**Required work:** Tally every line of the listing below that holds "Заявитель", then give the tally alone.

**Recorded data:**
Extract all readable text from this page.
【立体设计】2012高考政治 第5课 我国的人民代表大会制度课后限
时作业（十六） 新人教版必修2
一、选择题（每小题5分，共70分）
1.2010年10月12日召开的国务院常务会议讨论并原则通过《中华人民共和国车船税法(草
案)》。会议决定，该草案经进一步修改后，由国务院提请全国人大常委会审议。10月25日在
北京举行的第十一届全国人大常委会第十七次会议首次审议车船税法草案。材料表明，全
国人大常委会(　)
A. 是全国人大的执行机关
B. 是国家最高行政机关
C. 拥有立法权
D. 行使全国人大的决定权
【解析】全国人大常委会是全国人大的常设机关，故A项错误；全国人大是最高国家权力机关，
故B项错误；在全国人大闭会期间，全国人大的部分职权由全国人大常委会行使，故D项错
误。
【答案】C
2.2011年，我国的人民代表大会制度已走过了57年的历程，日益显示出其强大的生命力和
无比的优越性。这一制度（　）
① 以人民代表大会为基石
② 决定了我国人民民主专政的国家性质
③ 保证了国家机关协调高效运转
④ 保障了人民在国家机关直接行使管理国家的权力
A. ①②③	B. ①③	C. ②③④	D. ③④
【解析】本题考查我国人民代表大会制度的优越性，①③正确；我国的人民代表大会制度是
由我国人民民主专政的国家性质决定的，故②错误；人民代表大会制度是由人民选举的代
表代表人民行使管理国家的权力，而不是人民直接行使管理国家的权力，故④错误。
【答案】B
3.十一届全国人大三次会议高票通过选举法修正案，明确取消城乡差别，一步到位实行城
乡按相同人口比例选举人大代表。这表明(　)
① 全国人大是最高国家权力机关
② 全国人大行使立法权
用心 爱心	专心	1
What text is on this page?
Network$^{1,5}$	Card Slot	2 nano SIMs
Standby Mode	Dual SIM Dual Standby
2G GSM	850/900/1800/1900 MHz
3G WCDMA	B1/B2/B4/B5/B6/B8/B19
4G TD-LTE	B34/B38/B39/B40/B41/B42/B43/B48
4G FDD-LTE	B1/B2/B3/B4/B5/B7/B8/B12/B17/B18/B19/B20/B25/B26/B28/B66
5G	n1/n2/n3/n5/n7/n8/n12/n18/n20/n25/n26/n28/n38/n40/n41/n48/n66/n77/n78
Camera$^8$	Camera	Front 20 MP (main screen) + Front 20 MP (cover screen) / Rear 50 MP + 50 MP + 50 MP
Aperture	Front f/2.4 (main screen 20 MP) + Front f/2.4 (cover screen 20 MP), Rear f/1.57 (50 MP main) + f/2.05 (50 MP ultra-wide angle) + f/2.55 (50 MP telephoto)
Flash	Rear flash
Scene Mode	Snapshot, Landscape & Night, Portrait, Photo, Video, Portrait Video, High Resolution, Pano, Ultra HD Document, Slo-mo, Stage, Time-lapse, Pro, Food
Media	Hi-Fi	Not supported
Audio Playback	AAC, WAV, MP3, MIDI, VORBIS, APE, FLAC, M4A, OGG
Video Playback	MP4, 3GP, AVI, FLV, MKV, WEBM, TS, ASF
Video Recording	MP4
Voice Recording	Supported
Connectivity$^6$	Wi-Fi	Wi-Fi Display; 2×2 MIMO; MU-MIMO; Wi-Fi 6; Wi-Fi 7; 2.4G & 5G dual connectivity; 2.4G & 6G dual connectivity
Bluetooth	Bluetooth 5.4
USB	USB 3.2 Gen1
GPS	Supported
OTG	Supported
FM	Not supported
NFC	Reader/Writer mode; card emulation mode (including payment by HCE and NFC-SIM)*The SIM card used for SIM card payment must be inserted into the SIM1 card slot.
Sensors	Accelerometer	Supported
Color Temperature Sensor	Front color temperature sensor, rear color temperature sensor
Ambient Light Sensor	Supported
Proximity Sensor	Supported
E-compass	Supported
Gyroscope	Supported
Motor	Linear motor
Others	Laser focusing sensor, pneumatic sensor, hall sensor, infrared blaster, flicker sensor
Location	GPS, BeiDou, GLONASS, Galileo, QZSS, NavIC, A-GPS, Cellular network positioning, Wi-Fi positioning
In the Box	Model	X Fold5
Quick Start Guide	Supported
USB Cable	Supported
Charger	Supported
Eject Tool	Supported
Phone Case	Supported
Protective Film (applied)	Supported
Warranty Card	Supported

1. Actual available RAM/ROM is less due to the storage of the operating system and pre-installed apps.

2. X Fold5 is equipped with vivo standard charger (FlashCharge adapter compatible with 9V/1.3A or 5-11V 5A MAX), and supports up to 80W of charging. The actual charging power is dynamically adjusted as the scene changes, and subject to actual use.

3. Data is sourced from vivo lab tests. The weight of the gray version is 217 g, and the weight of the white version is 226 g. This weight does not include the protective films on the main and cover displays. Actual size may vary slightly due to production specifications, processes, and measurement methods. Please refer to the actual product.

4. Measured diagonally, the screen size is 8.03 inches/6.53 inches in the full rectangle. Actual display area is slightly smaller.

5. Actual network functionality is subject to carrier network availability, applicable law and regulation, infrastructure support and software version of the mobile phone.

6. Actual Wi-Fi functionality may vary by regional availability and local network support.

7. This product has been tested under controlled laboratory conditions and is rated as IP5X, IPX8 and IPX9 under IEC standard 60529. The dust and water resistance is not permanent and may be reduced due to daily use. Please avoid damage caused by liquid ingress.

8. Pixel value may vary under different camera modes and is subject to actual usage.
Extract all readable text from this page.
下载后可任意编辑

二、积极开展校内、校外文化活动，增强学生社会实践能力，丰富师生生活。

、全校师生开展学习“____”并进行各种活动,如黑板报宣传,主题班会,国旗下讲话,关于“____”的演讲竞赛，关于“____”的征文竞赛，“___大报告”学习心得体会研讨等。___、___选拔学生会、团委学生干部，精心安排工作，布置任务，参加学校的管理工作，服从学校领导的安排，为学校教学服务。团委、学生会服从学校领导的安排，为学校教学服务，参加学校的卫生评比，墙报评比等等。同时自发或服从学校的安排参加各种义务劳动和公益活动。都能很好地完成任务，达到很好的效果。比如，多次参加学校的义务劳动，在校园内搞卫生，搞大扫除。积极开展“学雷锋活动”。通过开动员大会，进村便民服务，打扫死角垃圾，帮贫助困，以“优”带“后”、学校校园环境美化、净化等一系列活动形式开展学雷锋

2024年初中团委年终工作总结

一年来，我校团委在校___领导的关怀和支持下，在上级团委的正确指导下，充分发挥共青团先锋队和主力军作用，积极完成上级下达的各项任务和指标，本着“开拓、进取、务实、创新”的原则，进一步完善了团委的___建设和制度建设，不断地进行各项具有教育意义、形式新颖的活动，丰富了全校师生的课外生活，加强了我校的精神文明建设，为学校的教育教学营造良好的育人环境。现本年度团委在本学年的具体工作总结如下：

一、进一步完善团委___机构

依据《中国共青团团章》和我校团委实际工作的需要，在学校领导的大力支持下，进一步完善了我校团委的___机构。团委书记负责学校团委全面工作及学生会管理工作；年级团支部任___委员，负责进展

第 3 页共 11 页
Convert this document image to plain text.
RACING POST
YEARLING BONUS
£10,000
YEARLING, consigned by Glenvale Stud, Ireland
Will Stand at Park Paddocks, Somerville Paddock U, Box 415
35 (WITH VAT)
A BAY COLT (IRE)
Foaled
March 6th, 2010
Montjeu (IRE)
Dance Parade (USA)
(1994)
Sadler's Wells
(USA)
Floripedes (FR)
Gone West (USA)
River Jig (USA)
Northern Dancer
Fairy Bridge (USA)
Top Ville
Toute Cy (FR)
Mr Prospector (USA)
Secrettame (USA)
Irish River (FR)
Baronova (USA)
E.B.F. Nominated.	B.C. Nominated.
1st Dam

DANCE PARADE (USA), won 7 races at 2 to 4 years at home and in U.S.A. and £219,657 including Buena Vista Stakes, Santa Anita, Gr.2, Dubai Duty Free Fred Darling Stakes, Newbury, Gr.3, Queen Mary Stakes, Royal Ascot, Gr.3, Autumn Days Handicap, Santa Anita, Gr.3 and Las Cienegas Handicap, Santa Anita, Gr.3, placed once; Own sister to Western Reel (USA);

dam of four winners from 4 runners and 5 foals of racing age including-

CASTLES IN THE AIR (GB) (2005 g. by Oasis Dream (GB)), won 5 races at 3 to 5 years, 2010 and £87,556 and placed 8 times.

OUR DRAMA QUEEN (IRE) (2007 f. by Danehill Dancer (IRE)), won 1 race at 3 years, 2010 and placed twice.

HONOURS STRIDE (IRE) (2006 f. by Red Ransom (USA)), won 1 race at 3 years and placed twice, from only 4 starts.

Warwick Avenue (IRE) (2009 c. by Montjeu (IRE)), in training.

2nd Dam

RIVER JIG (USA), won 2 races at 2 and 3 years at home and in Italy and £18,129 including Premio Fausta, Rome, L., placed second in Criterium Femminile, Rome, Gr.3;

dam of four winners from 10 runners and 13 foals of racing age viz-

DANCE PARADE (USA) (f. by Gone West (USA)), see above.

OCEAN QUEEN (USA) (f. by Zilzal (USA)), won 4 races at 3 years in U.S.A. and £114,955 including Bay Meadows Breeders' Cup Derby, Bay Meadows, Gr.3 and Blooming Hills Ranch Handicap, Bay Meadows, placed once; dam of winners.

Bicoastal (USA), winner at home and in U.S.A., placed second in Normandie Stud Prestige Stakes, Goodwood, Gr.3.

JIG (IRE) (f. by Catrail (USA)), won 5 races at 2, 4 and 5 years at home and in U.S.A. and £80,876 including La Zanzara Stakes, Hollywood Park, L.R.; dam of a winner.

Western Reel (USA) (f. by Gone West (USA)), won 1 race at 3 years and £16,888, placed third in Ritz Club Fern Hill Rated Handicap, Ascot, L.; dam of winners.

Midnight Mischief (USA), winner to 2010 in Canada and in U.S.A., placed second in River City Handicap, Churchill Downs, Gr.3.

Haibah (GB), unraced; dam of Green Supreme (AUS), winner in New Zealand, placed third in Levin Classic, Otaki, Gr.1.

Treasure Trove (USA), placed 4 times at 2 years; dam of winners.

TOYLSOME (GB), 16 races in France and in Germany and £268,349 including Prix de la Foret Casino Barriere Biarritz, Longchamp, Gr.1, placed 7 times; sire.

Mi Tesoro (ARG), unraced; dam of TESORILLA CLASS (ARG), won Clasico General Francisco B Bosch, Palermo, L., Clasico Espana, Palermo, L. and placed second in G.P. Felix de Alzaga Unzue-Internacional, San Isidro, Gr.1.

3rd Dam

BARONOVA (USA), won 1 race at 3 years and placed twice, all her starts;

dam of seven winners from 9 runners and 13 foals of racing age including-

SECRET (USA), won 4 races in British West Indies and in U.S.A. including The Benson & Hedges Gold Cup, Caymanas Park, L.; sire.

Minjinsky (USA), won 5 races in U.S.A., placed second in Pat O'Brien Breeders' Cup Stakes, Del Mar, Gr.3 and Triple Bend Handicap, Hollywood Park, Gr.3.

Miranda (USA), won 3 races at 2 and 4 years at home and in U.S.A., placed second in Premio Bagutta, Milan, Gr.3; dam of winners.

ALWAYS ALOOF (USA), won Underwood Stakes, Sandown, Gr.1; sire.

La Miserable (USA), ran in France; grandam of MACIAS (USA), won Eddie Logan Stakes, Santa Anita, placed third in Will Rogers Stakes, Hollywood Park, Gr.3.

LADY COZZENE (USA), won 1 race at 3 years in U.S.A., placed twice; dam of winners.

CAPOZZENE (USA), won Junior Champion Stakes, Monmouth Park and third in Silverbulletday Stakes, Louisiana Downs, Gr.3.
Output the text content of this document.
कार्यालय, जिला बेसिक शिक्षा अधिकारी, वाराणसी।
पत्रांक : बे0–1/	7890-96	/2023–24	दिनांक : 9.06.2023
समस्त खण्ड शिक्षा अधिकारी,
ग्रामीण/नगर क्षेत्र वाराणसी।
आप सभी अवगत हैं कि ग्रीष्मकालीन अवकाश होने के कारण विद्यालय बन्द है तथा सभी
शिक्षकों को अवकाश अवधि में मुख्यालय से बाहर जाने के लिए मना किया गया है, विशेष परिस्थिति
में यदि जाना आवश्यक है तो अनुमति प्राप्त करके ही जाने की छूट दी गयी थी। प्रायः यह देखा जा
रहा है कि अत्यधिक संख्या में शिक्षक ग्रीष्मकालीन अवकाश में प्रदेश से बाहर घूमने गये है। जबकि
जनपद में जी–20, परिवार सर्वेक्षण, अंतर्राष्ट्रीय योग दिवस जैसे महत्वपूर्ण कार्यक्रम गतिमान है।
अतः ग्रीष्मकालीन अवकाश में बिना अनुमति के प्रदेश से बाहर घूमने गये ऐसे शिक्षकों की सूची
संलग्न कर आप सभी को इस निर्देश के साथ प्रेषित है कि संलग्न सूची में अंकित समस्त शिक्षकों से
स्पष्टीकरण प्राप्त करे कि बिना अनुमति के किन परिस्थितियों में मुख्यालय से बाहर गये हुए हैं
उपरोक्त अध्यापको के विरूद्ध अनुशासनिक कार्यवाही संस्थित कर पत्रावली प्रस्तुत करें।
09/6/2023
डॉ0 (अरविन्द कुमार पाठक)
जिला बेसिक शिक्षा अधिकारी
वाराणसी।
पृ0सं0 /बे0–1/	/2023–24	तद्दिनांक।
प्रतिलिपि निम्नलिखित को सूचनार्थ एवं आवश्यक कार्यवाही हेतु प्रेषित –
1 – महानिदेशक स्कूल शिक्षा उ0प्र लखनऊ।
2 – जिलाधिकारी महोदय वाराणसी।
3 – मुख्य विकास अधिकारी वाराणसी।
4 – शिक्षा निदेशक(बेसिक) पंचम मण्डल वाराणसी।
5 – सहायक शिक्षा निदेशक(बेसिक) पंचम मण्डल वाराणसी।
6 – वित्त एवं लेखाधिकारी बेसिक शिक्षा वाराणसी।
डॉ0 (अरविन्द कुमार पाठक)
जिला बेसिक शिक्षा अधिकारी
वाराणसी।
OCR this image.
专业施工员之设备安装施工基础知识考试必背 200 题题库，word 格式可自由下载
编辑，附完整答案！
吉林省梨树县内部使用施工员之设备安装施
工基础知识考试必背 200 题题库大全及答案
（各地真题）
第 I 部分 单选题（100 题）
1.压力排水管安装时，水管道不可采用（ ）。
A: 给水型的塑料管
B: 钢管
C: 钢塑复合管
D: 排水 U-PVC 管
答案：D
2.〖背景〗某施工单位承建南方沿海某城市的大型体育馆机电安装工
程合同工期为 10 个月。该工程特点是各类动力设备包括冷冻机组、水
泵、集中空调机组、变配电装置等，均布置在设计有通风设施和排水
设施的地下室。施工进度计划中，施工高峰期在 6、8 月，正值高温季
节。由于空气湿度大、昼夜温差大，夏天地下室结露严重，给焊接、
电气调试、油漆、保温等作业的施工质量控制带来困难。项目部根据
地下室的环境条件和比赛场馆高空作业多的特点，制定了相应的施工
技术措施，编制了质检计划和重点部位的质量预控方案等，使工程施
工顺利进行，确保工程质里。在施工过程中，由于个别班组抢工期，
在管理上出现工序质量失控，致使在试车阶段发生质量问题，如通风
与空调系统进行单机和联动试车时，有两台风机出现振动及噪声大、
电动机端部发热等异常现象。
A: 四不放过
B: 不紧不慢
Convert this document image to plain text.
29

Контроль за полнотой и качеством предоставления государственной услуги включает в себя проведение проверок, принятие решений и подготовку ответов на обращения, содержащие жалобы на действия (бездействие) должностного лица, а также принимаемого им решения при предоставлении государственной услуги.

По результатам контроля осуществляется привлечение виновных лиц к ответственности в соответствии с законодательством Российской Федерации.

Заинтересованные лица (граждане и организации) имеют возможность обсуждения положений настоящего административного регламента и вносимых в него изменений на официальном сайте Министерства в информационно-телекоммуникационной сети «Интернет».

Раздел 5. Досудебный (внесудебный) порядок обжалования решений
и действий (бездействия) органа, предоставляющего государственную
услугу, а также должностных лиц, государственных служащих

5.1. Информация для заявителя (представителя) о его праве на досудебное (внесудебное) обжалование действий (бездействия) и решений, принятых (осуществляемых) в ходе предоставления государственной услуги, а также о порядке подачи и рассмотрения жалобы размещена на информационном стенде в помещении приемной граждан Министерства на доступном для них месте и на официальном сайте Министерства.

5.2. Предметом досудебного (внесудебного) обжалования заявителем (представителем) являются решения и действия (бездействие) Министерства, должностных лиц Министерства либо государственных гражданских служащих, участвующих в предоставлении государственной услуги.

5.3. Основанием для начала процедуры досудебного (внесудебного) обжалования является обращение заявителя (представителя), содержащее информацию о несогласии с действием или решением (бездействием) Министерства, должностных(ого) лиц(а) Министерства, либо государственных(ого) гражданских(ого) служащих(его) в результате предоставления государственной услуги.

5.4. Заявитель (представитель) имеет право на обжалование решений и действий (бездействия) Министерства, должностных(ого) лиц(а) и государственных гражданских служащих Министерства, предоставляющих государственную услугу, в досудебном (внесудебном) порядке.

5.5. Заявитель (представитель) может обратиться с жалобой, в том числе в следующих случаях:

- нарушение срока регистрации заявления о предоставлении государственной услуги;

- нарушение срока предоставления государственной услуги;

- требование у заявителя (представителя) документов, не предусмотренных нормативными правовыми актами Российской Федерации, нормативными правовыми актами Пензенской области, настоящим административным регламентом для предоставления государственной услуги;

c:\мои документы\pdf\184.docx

**Answer to the problem:** 2